◆ Stated goal ◆
Each line of the material must be returned exactly.

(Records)
────────────────

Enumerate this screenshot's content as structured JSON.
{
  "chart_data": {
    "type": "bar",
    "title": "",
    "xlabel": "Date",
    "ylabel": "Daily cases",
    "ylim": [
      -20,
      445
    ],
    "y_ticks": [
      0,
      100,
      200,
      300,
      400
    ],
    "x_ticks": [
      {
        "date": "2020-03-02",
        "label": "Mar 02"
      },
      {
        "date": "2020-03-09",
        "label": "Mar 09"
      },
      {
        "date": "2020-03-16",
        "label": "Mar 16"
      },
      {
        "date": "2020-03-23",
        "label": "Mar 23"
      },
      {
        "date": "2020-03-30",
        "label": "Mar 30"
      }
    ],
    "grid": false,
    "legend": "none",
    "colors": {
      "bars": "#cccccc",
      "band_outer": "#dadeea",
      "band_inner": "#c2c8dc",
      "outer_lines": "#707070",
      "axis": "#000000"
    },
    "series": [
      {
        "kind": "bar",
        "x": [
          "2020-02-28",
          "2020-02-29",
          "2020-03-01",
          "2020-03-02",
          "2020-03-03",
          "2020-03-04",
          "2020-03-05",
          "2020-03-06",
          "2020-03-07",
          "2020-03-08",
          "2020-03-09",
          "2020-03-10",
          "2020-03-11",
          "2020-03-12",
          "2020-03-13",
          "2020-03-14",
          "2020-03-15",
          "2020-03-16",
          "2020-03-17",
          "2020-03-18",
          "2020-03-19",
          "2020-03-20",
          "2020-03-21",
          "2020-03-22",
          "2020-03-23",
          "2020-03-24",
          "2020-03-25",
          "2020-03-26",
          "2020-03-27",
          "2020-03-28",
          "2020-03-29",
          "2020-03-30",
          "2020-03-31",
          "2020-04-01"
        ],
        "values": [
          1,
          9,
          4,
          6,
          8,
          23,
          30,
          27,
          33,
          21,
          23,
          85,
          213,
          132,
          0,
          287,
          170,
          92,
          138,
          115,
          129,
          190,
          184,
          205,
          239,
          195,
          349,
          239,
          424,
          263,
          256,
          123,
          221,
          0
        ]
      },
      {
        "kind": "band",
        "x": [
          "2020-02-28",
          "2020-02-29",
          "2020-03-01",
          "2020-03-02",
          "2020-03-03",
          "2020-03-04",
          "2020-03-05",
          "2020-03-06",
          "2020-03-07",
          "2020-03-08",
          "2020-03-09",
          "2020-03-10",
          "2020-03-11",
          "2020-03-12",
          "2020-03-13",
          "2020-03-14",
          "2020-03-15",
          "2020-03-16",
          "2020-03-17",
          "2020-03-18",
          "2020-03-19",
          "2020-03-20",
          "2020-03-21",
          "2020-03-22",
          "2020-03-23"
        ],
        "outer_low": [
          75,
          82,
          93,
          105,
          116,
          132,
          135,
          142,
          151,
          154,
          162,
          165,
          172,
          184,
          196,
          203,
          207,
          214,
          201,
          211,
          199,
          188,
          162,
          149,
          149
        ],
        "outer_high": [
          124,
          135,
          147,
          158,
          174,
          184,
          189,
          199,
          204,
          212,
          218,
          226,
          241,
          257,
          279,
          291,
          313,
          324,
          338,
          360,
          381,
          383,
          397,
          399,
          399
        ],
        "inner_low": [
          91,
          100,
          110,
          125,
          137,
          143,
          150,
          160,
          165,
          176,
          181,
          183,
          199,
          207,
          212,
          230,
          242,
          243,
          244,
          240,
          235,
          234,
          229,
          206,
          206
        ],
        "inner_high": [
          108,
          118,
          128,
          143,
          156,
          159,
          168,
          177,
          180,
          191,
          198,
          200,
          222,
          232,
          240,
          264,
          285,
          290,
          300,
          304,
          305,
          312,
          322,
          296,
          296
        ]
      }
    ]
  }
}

────────────────

◆ The completed task ◆
Enumerate this screenshot's content as structured JSON.
{
  "chart_data": {
    "type": "bar",
    "title": "",
    "xlabel": "Date",
    "ylabel": "Daily cases",
    "ylim": [
      -20,
      445
    ],
    "y_ticks": [
      0,
      100,
      200,
      300,
      400
    ],
    "x_ticks": [
      {
        "date": "2020-03-02",
        "label": "Mar 02"
      },
      {
        "date": "2020-03-09",
        "label": "Mar 09"
      },
      {
        "date": "2020-03-16",
        "label": "Mar 16"
      },
      {
        "date": "2020-03-23",
        "label": "Mar 23"
      },
      {
        "date": "2020-03-30",
        "label": "Mar 30"
      }
    ],
    "grid": false,
    "legend": "none",
    "colors": {
      "bars": "#cccccc",
      "band_outer": "#dadeea",
      "band_inner": "#c2c8dc",
      "outer_lines": "#707070",
      "axis": "#000000"
    },
    "series": [
      {
        "kind": "bar",
        "x": [
          "2020-02-28",
          "2020-02-29",
          "2020-03-01",
          "2020-03-02",
          "2020-03-03",
          "2020-03-04",
          "2020-03-05",
          "2020-03-06",
          "2020-03-07",
          "2020-03-08",
          "2020-03-09",
          "2020-03-10",
          "2020-03-11",
          "2020-03-12",
          "2020-03-13",
          "2020-03-14",
          "2020-03-15",
          "2020-03-16",
          "2020-03-17",
          "2020-03-18",
          "2020-03-19",
          "2020-03-20",
          "2020-03-21",
          "2020-03-22",
          "2020-03-23",
          "2020-03-24",
          "2020-03-25",
          "2020-03-26",
          "2020-03-27",
          "2020-03-28",
          "2020-03-29",
          "2020-03-30",
          "2020-03-31",
          "2020-04-01"
        ],
        "values": [
          1,
          9,
          4,
          6,
          8,
          23,
          30,
          27,
          33,
          21,
          23,
          85,
          213,
          132,
          0,
          287,
          170,
          92,
          138,
          115,
          129,
          190,
          184,
          205,
          239,
          195,
          349,
          239,
          424,
          263,
          256,
          123,
          221,
          0
        ]
      },
      {
        "kind": "band",
        "x": [
          "2020-02-28",
          "2020-02-29",
          "2020-03-01",
          "2020-03-02",
          "2020-03-03",
          "2020-03-04",
          "2020-03-05",
          "2020-03-06",
          "2020-03-07",
          "2020-03-08",
          "2020-03-09",
          "2020-03-10",
          "2020-03-11",
          "2020-03-12",
          "2020-03-13",
          "2020-03-14",
          "2020-03-15",
          "2020-03-16",
          "2020-03-17",
          "2020-03-18",
          "2020-03-19",
          "2020-03-20",
          "2020-03-21",
          "2020-03-22",
          "2020-03-23"
        ],
        "outer_low": [
          75,
          82,
          93,
          105,
          116,
          132,
          135,
          142,
          151,
          154,
          162,
          165,
          172,
          184,
          196,
          203,
          207,
          214,
          201,
          211,
          199,
          188,
          162,
          149,
          149
        ],
        "outer_high": [
          124,
          135,
          147,
          158,
          174,
          184,
          189,
          199,
          204,
          212,
          218,
          226,
          241,
          257,
          279,
          291,
          313,
          324,
          338,
          360,
          381,
          383,
          397,
          399,
          399
        ],
        "inner_low": [
          91,
          100,
          110,
          125,
          137,
          143,
          150,
          160,
          165,
          176,
          181,
          183,
          199,
          207,
          212,
          230,
          242,
          243,
          244,
          240,
          235,
          234,
          229,
          206,
          206
        ],
        "inner_high": [
          108,
          118,
          128,
          143,
          156,
          159,
          168,
          177,
          180,
          191,
          198,
          200,
          222,
          232,
          240,
          264,
          285,
          290,
          300,
          304,
          305,
          312,
          322,
          296,
          296
        ]
      }
    ]
  }
}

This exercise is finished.